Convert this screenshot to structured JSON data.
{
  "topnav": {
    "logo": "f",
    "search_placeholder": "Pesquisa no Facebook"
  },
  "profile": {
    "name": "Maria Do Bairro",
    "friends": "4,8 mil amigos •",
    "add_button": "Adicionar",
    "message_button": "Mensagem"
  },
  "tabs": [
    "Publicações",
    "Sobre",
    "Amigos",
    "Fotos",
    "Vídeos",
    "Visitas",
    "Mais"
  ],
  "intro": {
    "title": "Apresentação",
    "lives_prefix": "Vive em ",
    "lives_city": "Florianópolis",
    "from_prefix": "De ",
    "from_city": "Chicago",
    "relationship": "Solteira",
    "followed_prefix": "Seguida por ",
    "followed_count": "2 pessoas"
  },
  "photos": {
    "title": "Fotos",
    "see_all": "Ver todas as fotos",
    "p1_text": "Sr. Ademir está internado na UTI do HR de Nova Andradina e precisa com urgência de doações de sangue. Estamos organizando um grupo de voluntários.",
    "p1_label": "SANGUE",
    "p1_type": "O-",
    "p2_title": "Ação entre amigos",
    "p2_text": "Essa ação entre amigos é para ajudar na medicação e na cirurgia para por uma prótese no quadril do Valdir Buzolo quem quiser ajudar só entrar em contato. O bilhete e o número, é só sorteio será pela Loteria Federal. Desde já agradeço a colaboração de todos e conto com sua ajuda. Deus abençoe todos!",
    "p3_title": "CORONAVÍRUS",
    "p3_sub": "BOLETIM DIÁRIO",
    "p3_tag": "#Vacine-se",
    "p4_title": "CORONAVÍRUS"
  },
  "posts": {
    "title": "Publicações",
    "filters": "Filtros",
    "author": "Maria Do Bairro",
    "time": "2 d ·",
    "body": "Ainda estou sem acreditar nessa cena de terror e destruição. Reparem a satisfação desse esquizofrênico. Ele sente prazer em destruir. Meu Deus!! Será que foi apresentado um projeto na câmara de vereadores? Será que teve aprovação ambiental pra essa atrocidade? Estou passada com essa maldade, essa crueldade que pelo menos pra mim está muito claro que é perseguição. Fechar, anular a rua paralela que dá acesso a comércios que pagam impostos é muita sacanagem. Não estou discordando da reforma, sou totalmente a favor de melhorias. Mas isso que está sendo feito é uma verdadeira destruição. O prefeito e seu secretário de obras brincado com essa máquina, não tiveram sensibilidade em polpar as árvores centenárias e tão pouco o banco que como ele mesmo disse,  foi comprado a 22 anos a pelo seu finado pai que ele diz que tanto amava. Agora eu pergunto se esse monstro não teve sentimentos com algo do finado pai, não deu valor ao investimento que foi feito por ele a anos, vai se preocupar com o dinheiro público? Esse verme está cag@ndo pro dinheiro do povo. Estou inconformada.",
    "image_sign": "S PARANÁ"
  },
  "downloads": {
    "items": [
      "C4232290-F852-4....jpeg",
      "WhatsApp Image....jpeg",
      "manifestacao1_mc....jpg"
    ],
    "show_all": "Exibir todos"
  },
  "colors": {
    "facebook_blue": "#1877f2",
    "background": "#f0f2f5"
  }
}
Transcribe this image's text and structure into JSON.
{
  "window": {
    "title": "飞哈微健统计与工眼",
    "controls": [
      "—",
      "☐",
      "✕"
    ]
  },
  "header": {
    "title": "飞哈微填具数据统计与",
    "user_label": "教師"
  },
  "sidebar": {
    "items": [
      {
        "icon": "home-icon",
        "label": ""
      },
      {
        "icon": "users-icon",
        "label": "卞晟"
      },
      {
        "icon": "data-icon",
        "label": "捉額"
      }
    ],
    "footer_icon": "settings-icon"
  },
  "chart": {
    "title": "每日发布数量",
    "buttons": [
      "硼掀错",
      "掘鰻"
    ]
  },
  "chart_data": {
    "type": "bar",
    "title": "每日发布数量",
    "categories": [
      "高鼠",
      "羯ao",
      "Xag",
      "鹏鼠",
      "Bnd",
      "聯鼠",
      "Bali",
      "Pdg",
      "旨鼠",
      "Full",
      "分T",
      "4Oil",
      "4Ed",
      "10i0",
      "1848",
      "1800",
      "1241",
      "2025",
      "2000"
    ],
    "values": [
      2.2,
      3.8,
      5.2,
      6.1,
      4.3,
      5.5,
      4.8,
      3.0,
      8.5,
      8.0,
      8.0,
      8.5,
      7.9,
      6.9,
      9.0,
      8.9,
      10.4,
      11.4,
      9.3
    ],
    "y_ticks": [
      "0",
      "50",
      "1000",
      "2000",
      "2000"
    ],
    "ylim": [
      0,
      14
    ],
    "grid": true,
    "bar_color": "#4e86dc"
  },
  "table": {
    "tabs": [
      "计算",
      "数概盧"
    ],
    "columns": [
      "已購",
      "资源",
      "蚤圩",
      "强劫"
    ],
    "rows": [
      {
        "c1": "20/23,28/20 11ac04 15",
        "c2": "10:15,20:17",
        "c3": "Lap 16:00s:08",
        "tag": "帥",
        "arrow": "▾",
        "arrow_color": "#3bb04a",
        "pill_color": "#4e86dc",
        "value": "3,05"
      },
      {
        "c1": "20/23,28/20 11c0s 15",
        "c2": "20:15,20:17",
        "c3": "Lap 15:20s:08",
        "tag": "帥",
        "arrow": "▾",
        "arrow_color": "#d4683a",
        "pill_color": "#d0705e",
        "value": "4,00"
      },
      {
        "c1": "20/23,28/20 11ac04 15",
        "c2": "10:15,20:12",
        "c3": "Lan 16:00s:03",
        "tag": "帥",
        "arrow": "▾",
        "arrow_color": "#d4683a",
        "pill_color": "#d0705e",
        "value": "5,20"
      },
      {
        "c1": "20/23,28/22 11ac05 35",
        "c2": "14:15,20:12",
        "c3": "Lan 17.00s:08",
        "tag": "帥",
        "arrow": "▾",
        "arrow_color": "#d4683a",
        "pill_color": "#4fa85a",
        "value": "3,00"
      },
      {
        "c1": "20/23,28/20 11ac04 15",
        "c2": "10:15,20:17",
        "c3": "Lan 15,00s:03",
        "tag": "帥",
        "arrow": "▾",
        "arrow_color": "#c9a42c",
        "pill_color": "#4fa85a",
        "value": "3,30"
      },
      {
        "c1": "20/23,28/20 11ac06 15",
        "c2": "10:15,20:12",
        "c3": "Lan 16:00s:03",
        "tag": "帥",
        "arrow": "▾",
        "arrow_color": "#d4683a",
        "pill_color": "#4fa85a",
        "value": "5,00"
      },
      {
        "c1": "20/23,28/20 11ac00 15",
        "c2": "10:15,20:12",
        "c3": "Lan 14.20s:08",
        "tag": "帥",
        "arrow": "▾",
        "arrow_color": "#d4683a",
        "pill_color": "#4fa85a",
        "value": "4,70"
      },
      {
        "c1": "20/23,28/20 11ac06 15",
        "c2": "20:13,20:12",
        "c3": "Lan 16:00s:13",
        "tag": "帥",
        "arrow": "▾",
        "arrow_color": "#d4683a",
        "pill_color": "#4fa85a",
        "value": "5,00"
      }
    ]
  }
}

——

» **What you will do**: Output each record precisely as given.

» **Full output**:
Convert this screenshot to structured JSON data.
{
  "topnav": {
    "logo": "f",
    "search_placeholder": "Pesquisa no Facebook"
  },
  "profile": {
    "name": "Maria Do Bairro",
    "friends": "4,8 mil amigos •",
    "add_button": "Adicionar",
    "message_button": "Mensagem"
  },
  "tabs": [
    "Publicações",
    "Sobre",
    "Amigos",
    "Fotos",
    "Vídeos",
    "Visitas",
    "Mais"
  ],
  "intro": {
    "title": "Apresentação",
    "lives_prefix": "Vive em ",
    "lives_city": "Florianópolis",
    "from_prefix": "De ",
    "from_city": "Chicago",
    "relationship": "Solteira",
    "followed_prefix": "Seguida por ",
    "followed_count": "2 pessoas"
  },
  "photos": {
    "title": "Fotos",
    "see_all": "Ver todas as fotos",
    "p1_text": "Sr. Ademir está internado na UTI do HR de Nova Andradina e precisa com urgência de doações de sangue. Estamos organizando um grupo de voluntários.",
    "p1_label": "SANGUE",
    "p1_type": "O-",
    "p2_title": "Ação entre amigos",
    "p2_text": "Essa ação entre amigos é para ajudar na medicação e na cirurgia para por uma prótese no quadril do Valdir Buzolo quem quiser ajudar só entrar em contato. O bilhete e o número, é só sorteio será pela Loteria Federal. Desde já agradeço a colaboração de todos e conto com sua ajuda. Deus abençoe todos!",
    "p3_title": "CORONAVÍRUS",
    "p3_sub": "BOLETIM DIÁRIO",
    "p3_tag": "#Vacine-se",
    "p4_title": "CORONAVÍRUS"
  },
  "posts": {
    "title": "Publicações",
    "filters": "Filtros",
    "author": "Maria Do Bairro",
    "time": "2 d ·",
    "body": "Ainda estou sem acreditar nessa cena de terror e destruição. Reparem a satisfação desse esquizofrênico. Ele sente prazer em destruir. Meu Deus!! Será que foi apresentado um projeto na câmara de vereadores? Será que teve aprovação ambiental pra essa atrocidade? Estou passada com essa maldade, essa crueldade que pelo menos pra mim está muito claro que é perseguição. Fechar, anular a rua paralela que dá acesso a comércios que pagam impostos é muita sacanagem. Não estou discordando da reforma, sou totalmente a favor de melhorias. Mas isso que está sendo feito é uma verdadeira destruição. O prefeito e seu secretário de obras brincado com essa máquina, não tiveram sensibilidade em polpar as árvores centenárias e tão pouco o banco que como ele mesmo disse,  foi comprado a 22 anos a pelo seu finado pai que ele diz que tanto amava. Agora eu pergunto se esse monstro não teve sentimentos com algo do finado pai, não deu valor ao investimento que foi feito por ele a anos, vai se preocupar com o dinheiro público? Esse verme está cag@ndo pro dinheiro do povo. Estou inconformada.",
    "image_sign": "S PARANÁ"
  },
  "downloads": {
    "items": [
      "C4232290-F852-4....jpeg",
      "WhatsApp Image....jpeg",
      "manifestacao1_mc....jpg"
    ],
    "show_all": "Exibir todos"
  },
  "colors": {
    "facebook_blue": "#1877f2",
    "background": "#f0f2f5"
  }
}
Transcribe this image's text and structure into JSON.
{
  "window": {
    "title": "飞哈微健统计与工眼",
    "controls": [
      "—",
      "☐",
      "✕"
    ]
  },
  "header": {
    "title": "飞哈微填具数据统计与",
    "user_label": "教師"
  },
  "sidebar": {
    "items": [
      {
        "icon": "home-icon",
        "label": ""
      },
      {
        "icon": "users-icon",
        "label": "卞晟"
      },
      {
        "icon": "data-icon",
        "label": "捉額"
      }
    ],
    "footer_icon": "settings-icon"
  },
  "chart": {
    "title": "每日发布数量",
    "buttons": [
      "硼掀错",
      "掘鰻"
    ]
  },
  "chart_data": {
    "type": "bar",
    "title": "每日发布数量",
    "categories": [
      "高鼠",
      "羯ao",
      "Xag",
      "鹏鼠",
      "Bnd",
      "聯鼠",
      "Bali",
      "Pdg",
      "旨鼠",
      "Full",
      "分T",
      "4Oil",
      "4Ed",
      "10i0",
      "1848",
      "1800",
      "1241",
      "2025",
      "2000"
    ],
    "values": [
      2.2,
      3.8,
      5.2,
      6.1,
      4.3,
      5.5,
      4.8,
      3.0,
      8.5,
      8.0,
      8.0,
      8.5,
      7.9,
      6.9,
      9.0,
      8.9,
      10.4,
      11.4,
      9.3
    ],
    "y_ticks": [
      "0",
      "50",
      "1000",
      "2000",
      "2000"
    ],
    "ylim": [
      0,
      14
    ],
    "grid": true,
    "bar_color": "#4e86dc"
  },
  "table": {
    "tabs": [
      "计算",
      "数概盧"
    ],
    "columns": [
      "已購",
      "资源",
      "蚤圩",
      "强劫"
    ],
    "rows": [
      {
        "c1": "20/23,28/20 11ac04 15",
        "c2": "10:15,20:17",
        "c3": "Lap 16:00s:08",
        "tag": "帥",
        "arrow": "▾",
        "arrow_color": "#3bb04a",
        "pill_color": "#4e86dc",
        "value": "3,05"
      },
      {
        "c1": "20/23,28/20 11c0s 15",
        "c2": "20:15,20:17",
        "c3": "Lap 15:20s:08",
        "tag": "帥",
        "arrow": "▾",
        "arrow_color": "#d4683a",
        "pill_color": "#d0705e",
        "value": "4,00"
      },
      {
        "c1": "20/23,28/20 11ac04 15",
        "c2": "10:15,20:12",
        "c3": "Lan 16:00s:03",
        "tag": "帥",
        "arrow": "▾",
        "arrow_color": "#d4683a",
        "pill_color": "#d0705e",
        "value": "5,20"
      },
      {
        "c1": "20/23,28/22 11ac05 35",
        "c2": "14:15,20:12",
        "c3": "Lan 17.00s:08",
        "tag": "帥",
        "arrow": "▾",
        "arrow_color": "#d4683a",
        "pill_color": "#4fa85a",
        "value": "3,00"
      },
      {
        "c1": "20/23,28/20 11ac04 15",
        "c2": "10:15,20:17",
        "c3": "Lan 15,00s:03",
        "tag": "帥",
        "arrow": "▾",
        "arrow_color": "#c9a42c",
        "pill_color": "#4fa85a",
        "value": "3,30"
      },
      {
        "c1": "20/23,28/20 11ac06 15",
        "c2": "10:15,20:12",
        "c3": "Lan 16:00s:03",
        "tag": "帥",
        "arrow": "▾",
        "arrow_color": "#d4683a",
        "pill_color": "#4fa85a",
        "value": "5,00"
      },
      {
        "c1": "20/23,28/20 11ac00 15",
        "c2": "10:15,20:12",
        "c3": "Lan 14.20s:08",
        "tag": "帥",
        "arrow": "▾",
        "arrow_color": "#d4683a",
        "pill_color": "#4fa85a",
        "value": "4,70"
      },
      {
        "c1": "20/23,28/20 11ac06 15",
        "c2": "20:13,20:12",
        "c3": "Lan 16:00s:13",
        "tag": "帥",
        "arrow": "▾",
        "arrow_color": "#d4683a",
        "pill_color": "#4fa85a",
        "value": "5,00"
      }
    ]
  }
}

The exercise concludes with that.